— Start of Task input —

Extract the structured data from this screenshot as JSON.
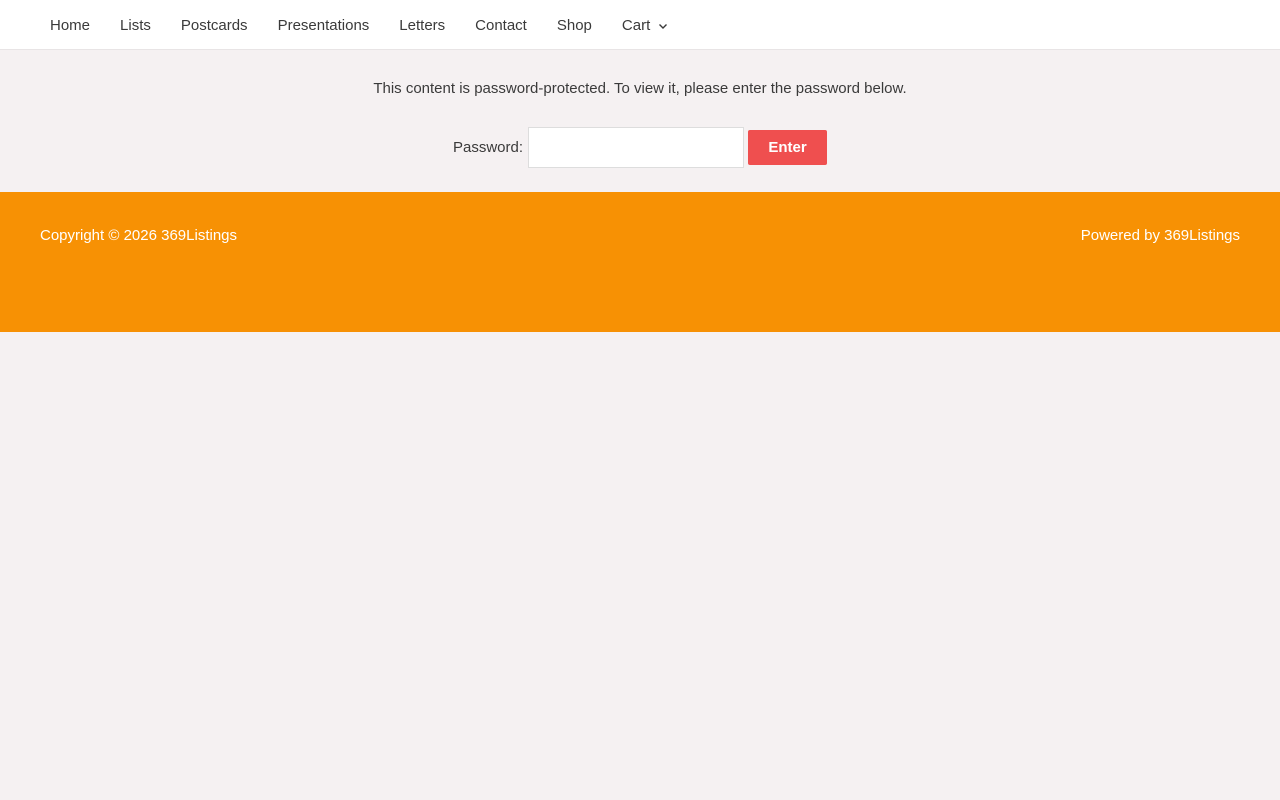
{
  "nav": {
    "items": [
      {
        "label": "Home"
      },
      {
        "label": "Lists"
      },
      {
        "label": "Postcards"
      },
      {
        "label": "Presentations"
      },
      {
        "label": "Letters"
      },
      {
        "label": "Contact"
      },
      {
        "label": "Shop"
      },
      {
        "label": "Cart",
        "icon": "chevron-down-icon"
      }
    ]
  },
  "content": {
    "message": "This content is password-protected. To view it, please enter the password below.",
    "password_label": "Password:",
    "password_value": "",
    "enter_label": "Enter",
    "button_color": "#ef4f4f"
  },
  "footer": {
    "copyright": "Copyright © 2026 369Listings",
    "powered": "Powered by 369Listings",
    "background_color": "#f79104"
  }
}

— End of Task input —
— Start of Task input —

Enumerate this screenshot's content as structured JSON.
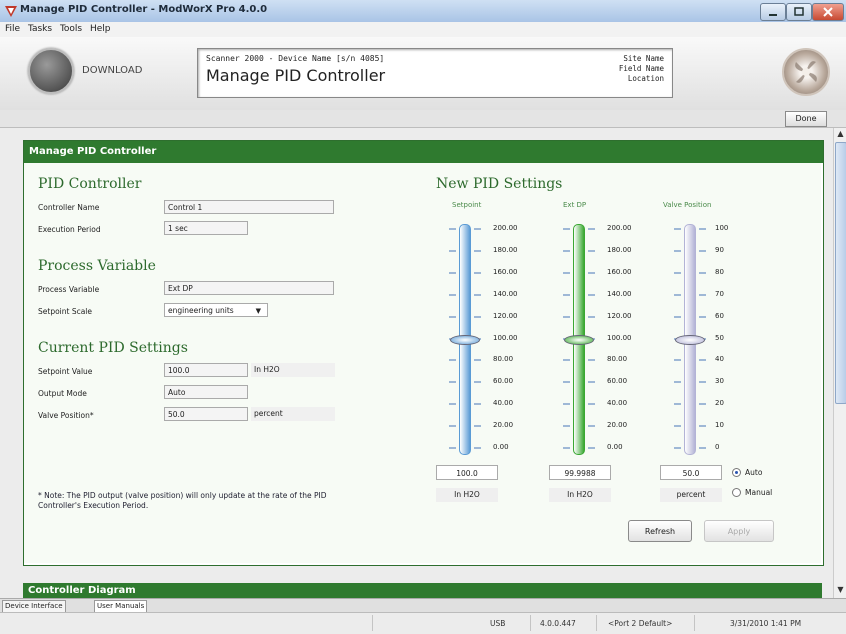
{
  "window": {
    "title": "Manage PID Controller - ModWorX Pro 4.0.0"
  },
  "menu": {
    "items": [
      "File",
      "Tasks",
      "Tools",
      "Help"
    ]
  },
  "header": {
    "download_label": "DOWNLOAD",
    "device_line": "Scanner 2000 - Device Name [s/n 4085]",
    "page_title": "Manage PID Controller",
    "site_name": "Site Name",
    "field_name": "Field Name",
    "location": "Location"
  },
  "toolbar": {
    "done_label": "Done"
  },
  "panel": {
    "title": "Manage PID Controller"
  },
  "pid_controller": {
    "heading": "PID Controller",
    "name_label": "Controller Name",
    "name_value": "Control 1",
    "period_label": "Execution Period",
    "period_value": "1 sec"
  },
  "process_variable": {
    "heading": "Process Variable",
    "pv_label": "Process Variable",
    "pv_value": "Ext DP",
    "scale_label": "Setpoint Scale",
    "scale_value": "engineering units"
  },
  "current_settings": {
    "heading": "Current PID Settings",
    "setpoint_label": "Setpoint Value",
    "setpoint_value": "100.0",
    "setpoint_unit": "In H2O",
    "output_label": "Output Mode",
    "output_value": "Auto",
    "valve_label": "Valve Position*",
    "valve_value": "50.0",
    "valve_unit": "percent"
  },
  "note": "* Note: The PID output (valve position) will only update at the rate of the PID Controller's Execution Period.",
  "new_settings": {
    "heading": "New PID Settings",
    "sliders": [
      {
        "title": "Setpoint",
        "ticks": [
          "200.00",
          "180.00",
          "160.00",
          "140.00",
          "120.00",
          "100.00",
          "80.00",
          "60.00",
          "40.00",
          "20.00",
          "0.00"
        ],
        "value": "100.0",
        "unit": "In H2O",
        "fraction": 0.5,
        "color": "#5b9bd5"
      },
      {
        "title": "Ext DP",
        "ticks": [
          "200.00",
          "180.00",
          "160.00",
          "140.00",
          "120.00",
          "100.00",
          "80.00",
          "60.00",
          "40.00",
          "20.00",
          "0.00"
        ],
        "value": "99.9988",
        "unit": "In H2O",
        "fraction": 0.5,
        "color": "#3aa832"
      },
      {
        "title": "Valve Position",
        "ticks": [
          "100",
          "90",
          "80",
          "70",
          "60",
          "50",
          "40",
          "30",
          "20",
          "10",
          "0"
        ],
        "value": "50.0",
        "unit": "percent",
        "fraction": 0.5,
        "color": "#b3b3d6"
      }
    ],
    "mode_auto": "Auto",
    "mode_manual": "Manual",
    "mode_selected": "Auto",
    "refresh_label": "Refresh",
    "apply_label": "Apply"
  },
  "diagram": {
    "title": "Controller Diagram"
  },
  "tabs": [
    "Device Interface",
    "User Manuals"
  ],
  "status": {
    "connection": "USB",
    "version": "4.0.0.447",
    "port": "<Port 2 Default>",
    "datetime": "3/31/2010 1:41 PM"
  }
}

— End of Task input —
— Start of Task input —

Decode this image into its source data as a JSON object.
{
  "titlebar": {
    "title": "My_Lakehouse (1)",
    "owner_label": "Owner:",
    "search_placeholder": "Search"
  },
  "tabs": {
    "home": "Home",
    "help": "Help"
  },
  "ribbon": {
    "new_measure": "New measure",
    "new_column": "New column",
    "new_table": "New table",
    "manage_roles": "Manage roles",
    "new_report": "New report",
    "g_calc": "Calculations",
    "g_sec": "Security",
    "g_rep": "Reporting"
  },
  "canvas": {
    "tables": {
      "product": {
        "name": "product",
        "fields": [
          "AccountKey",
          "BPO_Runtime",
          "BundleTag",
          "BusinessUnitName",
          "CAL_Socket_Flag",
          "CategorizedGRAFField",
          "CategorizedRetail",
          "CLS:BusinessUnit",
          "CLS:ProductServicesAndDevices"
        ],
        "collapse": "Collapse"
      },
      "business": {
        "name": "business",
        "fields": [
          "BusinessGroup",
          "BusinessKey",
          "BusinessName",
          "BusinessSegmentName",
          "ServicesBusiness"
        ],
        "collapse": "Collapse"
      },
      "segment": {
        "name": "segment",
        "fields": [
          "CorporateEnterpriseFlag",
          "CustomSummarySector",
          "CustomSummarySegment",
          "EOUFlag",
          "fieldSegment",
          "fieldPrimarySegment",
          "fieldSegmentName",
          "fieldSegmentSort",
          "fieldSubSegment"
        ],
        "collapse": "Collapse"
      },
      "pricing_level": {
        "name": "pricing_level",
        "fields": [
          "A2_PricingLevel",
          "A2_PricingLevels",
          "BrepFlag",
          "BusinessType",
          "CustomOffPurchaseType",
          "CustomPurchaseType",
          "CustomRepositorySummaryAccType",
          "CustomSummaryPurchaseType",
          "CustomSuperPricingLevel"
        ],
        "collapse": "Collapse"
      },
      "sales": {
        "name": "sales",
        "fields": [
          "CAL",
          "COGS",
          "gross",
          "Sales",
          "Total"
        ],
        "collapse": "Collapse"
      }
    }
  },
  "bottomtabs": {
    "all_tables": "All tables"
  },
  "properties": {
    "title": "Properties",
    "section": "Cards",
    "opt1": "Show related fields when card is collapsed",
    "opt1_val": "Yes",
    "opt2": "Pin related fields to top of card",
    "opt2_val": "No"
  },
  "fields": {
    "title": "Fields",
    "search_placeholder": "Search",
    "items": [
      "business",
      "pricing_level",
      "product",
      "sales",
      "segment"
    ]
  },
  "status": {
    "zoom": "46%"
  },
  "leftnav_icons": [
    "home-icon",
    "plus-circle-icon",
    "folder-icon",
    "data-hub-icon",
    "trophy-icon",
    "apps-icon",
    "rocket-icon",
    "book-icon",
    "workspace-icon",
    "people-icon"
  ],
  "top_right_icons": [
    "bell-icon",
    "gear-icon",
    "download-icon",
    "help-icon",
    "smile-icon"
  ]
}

— End of Task input —

Exercise goal: Give only the number of lines in the material above that hold the word "data".

Exercise result: 3